**WHAT THE TASK REQUIRES**
What number of lines in the material contain the word "than"? Give that number alone.

○ ○ ○ ○ ○ ○ ○

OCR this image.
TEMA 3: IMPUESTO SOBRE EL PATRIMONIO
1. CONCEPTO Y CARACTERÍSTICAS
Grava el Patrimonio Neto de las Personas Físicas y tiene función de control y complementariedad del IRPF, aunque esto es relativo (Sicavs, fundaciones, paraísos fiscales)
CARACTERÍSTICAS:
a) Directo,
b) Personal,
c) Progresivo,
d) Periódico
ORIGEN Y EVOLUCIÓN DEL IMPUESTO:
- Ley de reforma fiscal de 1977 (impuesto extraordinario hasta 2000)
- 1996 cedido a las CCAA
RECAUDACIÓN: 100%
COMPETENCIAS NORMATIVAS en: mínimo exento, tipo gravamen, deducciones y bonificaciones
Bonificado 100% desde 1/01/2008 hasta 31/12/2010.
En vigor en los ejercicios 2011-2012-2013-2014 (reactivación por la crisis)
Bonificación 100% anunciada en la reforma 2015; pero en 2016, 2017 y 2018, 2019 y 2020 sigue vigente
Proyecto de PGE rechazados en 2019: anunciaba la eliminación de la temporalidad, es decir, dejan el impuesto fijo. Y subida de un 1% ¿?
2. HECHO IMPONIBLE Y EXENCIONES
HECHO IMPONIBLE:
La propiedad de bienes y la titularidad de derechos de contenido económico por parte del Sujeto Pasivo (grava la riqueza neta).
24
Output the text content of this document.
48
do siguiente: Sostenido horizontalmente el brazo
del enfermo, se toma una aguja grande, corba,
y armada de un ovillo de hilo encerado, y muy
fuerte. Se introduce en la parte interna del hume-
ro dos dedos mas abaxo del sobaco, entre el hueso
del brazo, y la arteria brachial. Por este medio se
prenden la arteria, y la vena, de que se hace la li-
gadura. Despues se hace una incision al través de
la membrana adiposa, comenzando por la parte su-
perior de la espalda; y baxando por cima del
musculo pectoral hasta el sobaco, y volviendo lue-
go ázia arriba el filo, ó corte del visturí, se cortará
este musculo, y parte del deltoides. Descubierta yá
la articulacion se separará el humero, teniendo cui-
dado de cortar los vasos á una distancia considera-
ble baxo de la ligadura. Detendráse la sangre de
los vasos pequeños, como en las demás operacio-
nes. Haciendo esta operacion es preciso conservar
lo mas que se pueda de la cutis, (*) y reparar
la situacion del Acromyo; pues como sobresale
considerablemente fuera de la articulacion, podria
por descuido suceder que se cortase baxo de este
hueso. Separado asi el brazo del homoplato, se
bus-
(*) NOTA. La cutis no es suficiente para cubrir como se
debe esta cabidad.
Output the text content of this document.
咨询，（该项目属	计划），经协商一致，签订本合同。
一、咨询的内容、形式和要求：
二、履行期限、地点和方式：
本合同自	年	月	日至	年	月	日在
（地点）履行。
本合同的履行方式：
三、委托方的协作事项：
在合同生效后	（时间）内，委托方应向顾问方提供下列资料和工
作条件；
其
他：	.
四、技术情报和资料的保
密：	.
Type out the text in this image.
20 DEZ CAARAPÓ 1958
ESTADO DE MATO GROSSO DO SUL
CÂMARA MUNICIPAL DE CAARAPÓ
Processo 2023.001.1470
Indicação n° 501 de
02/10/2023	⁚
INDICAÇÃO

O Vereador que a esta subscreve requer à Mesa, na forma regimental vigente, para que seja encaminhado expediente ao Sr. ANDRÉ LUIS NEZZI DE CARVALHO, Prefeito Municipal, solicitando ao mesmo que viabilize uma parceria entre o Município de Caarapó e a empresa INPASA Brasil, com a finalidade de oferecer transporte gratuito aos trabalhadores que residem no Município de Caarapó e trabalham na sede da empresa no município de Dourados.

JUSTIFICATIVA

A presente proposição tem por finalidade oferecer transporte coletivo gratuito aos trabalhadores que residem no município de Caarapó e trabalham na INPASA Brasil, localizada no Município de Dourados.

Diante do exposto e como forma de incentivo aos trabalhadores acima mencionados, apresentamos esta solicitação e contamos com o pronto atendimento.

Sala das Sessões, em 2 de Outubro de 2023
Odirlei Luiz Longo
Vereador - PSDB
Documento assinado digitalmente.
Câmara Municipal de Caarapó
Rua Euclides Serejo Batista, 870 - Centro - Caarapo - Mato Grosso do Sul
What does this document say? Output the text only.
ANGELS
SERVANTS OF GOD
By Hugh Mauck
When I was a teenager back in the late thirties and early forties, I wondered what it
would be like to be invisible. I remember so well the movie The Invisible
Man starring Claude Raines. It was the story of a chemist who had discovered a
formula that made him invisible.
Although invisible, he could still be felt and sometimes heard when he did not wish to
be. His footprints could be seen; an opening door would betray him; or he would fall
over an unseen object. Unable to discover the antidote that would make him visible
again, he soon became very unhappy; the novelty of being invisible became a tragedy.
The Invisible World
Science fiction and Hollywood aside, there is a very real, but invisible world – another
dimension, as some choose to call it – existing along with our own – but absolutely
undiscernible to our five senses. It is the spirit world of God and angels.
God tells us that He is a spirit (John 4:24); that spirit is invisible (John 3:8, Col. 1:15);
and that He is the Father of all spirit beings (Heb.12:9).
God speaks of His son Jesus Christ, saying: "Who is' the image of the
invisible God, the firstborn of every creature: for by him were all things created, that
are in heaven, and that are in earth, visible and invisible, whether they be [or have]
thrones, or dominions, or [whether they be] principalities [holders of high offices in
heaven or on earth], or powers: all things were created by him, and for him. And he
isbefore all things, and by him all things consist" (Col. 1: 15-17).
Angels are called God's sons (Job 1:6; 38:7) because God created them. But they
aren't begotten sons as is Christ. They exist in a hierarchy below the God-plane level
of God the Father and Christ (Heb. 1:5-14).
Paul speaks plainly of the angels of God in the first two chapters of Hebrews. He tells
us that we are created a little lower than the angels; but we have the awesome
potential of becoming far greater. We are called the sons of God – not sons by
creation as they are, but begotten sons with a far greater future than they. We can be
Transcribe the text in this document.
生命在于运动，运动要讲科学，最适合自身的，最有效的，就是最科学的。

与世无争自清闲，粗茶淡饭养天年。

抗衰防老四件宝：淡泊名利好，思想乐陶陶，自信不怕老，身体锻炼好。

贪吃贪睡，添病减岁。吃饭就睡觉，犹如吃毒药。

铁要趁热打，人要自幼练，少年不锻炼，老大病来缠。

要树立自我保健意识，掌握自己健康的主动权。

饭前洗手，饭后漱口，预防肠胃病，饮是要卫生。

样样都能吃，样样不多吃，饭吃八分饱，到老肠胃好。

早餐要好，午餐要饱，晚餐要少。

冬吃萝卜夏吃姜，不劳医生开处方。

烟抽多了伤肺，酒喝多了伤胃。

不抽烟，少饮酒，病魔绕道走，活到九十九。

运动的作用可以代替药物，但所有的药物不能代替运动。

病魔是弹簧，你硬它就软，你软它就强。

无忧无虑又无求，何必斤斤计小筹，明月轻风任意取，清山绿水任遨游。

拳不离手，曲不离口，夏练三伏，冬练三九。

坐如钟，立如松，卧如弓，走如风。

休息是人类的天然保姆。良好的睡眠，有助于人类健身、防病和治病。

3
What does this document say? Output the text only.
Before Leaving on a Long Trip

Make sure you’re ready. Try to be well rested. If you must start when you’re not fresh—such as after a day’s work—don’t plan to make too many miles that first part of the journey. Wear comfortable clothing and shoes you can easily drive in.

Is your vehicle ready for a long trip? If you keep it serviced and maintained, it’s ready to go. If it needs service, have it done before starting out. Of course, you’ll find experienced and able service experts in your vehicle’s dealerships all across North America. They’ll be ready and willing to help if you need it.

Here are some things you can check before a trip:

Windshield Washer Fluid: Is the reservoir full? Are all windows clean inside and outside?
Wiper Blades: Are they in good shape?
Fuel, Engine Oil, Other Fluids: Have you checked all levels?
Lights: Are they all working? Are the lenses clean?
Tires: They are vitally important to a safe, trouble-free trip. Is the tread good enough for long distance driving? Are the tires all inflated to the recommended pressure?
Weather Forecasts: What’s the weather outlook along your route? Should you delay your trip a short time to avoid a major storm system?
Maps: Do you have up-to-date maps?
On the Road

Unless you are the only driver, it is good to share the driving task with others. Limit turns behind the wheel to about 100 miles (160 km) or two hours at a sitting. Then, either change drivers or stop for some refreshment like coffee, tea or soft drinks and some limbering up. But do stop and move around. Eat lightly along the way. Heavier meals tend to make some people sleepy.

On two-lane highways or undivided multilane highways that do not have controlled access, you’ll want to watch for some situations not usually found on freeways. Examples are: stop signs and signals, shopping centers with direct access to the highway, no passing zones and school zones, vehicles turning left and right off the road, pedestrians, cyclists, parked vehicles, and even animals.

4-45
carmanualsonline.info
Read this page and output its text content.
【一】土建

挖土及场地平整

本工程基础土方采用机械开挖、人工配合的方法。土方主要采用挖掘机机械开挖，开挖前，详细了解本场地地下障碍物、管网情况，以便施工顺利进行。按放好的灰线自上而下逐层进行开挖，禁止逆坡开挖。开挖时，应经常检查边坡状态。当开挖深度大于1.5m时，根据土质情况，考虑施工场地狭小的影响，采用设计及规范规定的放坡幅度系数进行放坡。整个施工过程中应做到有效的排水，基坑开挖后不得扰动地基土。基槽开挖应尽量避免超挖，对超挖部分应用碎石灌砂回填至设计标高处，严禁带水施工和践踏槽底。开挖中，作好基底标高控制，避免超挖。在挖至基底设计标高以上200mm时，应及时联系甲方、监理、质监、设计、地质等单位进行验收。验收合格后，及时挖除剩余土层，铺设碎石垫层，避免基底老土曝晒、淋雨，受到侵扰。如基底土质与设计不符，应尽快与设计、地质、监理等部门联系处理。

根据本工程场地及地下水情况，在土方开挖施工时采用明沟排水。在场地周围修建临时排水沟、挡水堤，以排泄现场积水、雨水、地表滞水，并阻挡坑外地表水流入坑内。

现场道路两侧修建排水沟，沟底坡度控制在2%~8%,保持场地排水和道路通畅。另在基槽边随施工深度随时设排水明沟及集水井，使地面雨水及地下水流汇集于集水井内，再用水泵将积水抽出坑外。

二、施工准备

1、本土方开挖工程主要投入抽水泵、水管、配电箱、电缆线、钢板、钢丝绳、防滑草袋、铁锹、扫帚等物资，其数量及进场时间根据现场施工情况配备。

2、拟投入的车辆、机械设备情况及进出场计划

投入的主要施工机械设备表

○ ○ ○ ○ ○ ○ ○

**WORKED SOLUTION**
2